Look through the records below and give the number of lines holding the string "xlabel", nothing more.

Entries taken from a collection:
_____
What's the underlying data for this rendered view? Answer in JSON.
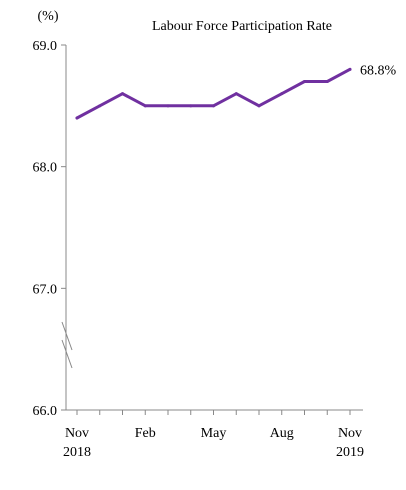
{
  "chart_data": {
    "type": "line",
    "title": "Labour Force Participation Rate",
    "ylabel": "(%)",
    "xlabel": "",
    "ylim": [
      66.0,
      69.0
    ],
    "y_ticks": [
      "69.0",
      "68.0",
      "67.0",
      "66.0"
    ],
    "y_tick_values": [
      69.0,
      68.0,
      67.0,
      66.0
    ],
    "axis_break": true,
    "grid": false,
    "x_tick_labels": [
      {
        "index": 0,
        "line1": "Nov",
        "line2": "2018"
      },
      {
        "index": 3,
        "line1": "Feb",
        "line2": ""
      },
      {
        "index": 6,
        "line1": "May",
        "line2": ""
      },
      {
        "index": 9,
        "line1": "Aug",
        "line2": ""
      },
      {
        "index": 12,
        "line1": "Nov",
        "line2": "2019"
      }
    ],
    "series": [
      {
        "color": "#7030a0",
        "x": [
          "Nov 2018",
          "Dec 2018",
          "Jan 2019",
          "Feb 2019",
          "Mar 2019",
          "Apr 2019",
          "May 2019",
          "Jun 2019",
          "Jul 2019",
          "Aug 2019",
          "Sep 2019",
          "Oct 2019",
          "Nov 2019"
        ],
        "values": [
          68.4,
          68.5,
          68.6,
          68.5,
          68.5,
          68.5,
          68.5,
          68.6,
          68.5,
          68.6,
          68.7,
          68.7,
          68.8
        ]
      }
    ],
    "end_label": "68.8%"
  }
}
_____
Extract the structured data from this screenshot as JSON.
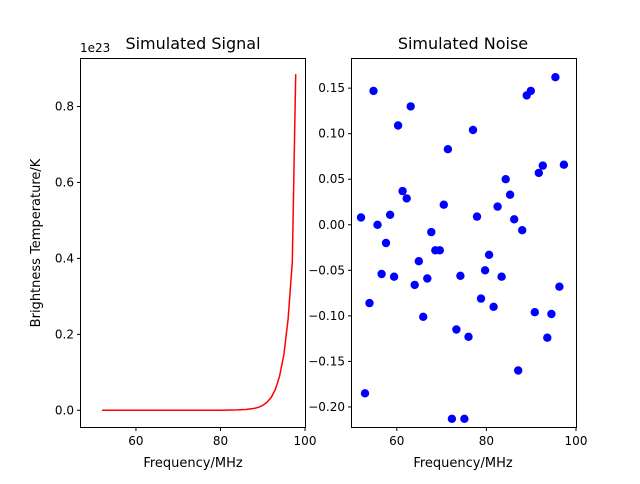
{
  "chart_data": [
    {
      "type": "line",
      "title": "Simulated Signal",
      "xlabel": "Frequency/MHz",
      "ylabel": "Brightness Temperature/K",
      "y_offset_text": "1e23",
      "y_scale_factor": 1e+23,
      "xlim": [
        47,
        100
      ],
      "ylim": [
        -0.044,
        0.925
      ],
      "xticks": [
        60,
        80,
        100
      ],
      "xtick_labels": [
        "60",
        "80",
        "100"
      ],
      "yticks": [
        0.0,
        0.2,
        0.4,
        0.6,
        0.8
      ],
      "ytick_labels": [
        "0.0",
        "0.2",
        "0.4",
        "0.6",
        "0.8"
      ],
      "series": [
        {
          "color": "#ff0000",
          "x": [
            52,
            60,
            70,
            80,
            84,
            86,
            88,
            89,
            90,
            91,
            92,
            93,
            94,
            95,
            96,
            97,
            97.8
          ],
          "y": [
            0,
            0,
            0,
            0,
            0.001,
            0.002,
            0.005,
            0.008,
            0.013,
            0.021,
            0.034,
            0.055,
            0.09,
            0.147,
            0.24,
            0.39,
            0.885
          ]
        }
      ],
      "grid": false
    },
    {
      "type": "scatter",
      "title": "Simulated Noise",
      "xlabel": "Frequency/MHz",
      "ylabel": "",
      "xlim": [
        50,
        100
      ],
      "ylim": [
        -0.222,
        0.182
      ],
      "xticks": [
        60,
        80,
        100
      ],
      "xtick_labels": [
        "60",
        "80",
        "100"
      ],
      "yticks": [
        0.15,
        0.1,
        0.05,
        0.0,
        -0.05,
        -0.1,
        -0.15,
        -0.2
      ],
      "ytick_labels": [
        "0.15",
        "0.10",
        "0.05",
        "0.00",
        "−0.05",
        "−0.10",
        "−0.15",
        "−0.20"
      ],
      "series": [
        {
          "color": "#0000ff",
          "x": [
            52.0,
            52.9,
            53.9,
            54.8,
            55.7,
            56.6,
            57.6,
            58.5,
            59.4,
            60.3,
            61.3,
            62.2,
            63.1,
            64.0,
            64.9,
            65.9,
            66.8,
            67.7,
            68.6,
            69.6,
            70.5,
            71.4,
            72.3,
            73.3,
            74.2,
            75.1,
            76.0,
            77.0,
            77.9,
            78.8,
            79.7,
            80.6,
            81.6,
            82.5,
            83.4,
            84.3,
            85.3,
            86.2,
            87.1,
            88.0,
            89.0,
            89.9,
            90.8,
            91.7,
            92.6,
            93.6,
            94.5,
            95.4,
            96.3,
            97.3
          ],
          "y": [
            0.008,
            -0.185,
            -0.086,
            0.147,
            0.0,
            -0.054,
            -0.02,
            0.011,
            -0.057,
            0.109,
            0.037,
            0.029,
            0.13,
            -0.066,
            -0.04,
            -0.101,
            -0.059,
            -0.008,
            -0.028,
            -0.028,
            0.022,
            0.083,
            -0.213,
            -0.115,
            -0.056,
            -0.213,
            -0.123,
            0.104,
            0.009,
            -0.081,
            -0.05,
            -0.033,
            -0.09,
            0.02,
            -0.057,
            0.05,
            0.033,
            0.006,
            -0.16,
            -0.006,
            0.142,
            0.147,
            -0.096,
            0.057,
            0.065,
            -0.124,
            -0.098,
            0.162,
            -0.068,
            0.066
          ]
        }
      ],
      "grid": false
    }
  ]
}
_____
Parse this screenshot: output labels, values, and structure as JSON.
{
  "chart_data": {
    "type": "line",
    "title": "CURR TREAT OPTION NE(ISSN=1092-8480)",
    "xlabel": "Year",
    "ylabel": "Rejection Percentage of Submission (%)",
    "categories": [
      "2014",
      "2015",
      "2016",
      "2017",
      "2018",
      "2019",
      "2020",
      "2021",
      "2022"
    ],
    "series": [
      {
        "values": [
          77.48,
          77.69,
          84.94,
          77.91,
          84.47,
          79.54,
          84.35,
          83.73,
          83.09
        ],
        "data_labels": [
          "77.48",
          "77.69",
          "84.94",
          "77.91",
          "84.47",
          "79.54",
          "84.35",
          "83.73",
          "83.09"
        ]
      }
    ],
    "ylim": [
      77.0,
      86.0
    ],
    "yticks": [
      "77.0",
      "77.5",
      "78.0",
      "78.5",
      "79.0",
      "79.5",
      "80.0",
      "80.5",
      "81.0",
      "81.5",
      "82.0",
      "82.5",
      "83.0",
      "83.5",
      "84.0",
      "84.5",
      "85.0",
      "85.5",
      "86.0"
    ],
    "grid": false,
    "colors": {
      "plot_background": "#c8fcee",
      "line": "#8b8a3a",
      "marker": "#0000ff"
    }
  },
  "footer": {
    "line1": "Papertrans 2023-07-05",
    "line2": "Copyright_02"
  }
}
_____
▶ _WRITTEN ANSWER_: 4